MATHEMATICS IS ANALYTIC
I'm coming to think that mathematics is nothing but the study of formal tautologies, i.e. the statements of the form that if such and such ... are assumed true then it follows that such and such... are true. The language of the formal theories can have extra-logical primitives, and it doesn't matter what kind of motivation its axioms are grounded in, it can be recreational, like chess problems, it can be a posteriori serving to capture empirically validated truths, or it can apriori synthetic meeting some strong intuition or philosophical argument, or it can be apriori analytic meaning, or even an apriori analytic syntactical consequence. What matters is the absolute consequence of pre-held assumptions in whatever language as far as that language is rigorous enough for those consequences to be ABSOLUTELY TRUE.
In this sense mathematics is ANALYTIC, and it is nothing but the arena of absolutely true analytic reasoning.
So mathematics is the logic of matters, whether those matters are logical or extra-logical. So in spirit LOGICISM is the correct philosophy of mathematics. This need not be confused with logicism in the sense of grounding mathematics in analytic meaning, no, here it is another kind of logicism that is more akin to the "if-then-ism". The most important matter is that the subject matter of mathematics is absolute pieces of analytic facts.
However, this definition of mathematics is subject to "trivialism" since most games so played might be trivially true because they may begin with inconsistent assumptions. So a justification against trivialism is demanded.
It is true that this justification is demanded, but this is not the job of mathematics itself, those justifications might belong to the subject matter of the discipline from which those axioms arose, and so it belongs to APPLIED mathematics, rather than to mathematics proper. However, it might be said that the axioms of pure mathematical systems need to have their justification being grounded in mathematical thought. And the latter is not an absolute analytic consequential fact, it is more of a deep penetrative speculation related to our reasoning about the world, which indeed can be apriori synthetic, thus removing the analytic edifice as a basis for mathematics. So grounding of the truth of arithmetic, Geometry, for example, needs to be part of mathematics proper and not applicative of another discipline like the philosophy of mathematics or linguistics or whatever. Here with mathematics thought of in this sense, it seems impossible to ground it in the logicism account given above, an attempt to ground it in ANALYTIC MEANING might explain arithmetic, but seem to mostly fail for Geometry. The problem is that Analytic meaning is itself dubious, it is not like analytic syntactical rule following substitutive games, which constitutes the above-mentioned account of logicism. For example is identity analytic, is the omega-rule about the naturals analytic of their meaning? would the stipulation that the set of all points on a plane equidistant from a common point, is the same as the closed figure in that plane having constant curvature at each of its points, be analytic? etc...

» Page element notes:

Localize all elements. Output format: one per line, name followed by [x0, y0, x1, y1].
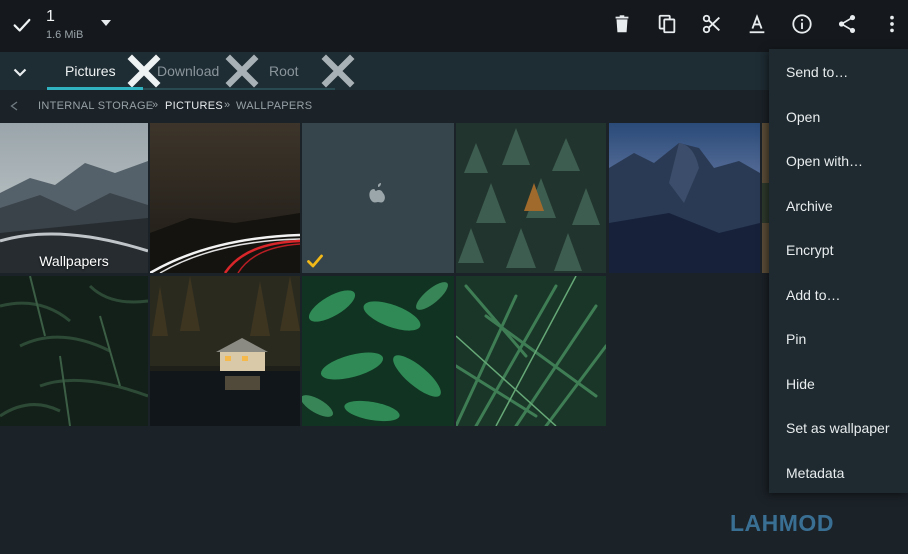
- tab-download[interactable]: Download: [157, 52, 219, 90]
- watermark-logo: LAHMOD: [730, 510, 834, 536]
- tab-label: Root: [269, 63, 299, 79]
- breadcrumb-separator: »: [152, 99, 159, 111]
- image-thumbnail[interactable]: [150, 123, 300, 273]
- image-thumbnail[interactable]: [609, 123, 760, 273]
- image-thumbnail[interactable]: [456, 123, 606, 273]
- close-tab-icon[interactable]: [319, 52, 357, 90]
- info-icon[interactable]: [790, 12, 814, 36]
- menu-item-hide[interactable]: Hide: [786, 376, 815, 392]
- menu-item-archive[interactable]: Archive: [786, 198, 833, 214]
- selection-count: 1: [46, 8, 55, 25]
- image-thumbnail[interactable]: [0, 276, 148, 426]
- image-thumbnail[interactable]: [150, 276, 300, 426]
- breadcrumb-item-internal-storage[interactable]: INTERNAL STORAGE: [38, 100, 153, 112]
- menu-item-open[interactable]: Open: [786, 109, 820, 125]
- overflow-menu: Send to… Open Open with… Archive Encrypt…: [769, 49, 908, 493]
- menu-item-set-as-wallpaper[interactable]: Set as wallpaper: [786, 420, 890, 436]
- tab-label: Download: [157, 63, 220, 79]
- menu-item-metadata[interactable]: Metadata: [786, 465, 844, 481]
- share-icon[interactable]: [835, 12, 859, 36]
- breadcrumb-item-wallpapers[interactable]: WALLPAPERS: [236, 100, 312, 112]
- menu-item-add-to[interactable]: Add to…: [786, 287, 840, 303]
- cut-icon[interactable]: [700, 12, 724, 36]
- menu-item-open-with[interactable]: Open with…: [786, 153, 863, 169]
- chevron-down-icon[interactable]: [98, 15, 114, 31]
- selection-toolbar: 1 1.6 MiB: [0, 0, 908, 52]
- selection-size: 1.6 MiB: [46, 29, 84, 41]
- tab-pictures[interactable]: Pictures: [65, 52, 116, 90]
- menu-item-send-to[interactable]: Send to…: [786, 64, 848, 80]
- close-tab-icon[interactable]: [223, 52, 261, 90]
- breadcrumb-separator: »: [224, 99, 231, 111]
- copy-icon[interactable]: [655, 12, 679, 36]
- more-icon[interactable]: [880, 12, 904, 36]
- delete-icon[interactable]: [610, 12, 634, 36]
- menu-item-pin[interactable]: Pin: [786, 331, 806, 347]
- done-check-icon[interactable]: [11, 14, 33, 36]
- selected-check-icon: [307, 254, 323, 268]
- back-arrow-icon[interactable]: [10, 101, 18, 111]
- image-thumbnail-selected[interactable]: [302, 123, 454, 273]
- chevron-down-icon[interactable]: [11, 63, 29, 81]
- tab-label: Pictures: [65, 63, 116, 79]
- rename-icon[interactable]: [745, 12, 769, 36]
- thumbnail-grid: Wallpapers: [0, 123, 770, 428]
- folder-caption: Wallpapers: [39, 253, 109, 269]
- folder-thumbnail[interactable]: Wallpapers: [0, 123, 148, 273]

» Prompt 1: Summarize the essay on mathematics as analytic in two sentences.
» Prompt 2: Rename "close-tab-icon" to "tab-close-icon" in the listing, from the line with "- tab-download[interactable]: Download: [157, 52, 219, 90]" up to and including the line with "- rename-icon[interactable]: [745, 12, 769, 36]", and return only those lines with nothing else altered.
The essay and the listing come from unrelated sources.

» Response 1: The writer argues that mathematics is nothing but the study of formal tautologies, the absolutely true consequences of assumed axioms whatever their motivation, so that mathematics is analytic and logicism, in an "if-then" sense, is correct in spirit. The writer concedes that this invites trivialism and that pure systems seem to need axioms grounded in mathematical thought, which may be a priori synthetic, and that grounding in analytic meaning might explain arithmetic but mostly fails for geometry.

» Response 2:
- tab-download[interactable]: Download: [157, 52, 219, 90]
- watermark-logo: LAHMOD: [730, 510, 834, 536]
- tab-label: Root: [269, 63, 299, 79]
- breadcrumb-separator: »: [152, 99, 159, 111]
- image-thumbnail[interactable]: [150, 123, 300, 273]
- image-thumbnail[interactable]: [609, 123, 760, 273]
- image-thumbnail[interactable]: [456, 123, 606, 273]
- tab-close-icon[interactable]: [319, 52, 357, 90]
- info-icon[interactable]: [790, 12, 814, 36]
- menu-item-hide[interactable]: Hide: [786, 376, 815, 392]
- menu-item-archive[interactable]: Archive: [786, 198, 833, 214]
- selection-count: 1: [46, 8, 55, 25]
- image-thumbnail[interactable]: [0, 276, 148, 426]
- image-thumbnail[interactable]: [150, 276, 300, 426]
- breadcrumb-item-internal-storage[interactable]: INTERNAL STORAGE: [38, 100, 153, 112]
- menu-item-open[interactable]: Open: [786, 109, 820, 125]
- overflow-menu: Send to… Open Open with… Archive Encrypt…: [769, 49, 908, 493]
- menu-item-set-as-wallpaper[interactable]: Set as wallpaper: [786, 420, 890, 436]
- tab-label: Download: [157, 63, 220, 79]
- menu-item-metadata[interactable]: Metadata: [786, 465, 844, 481]
- share-icon[interactable]: [835, 12, 859, 36]
- breadcrumb-item-wallpapers[interactable]: WALLPAPERS: [236, 100, 312, 112]
- menu-item-add-to[interactable]: Add to…: [786, 287, 840, 303]
- cut-icon[interactable]: [700, 12, 724, 36]
- menu-item-open-with[interactable]: Open with…: [786, 153, 863, 169]
- chevron-down-icon[interactable]: [98, 15, 114, 31]
- selection-toolbar: 1 1.6 MiB: [0, 0, 908, 52]
- selection-size: 1.6 MiB: [46, 29, 84, 41]
- tab-pictures[interactable]: Pictures: [65, 52, 116, 90]
- menu-item-send-to[interactable]: Send to…: [786, 64, 848, 80]
- tab-close-icon[interactable]: [223, 52, 261, 90]
- breadcrumb-separator: »: [224, 99, 231, 111]
- copy-icon[interactable]: [655, 12, 679, 36]
- more-icon[interactable]: [880, 12, 904, 36]
- delete-icon[interactable]: [610, 12, 634, 36]
- menu-item-pin[interactable]: Pin: [786, 331, 806, 347]
- done-check-icon[interactable]: [11, 14, 33, 36]
- selected-check-icon: [307, 254, 323, 268]
- back-arrow-icon[interactable]: [10, 101, 18, 111]
- image-thumbnail-selected[interactable]: [302, 123, 454, 273]
- chevron-down-icon[interactable]: [11, 63, 29, 81]
- tab-label: Pictures: [65, 63, 116, 79]
- rename-icon[interactable]: [745, 12, 769, 36]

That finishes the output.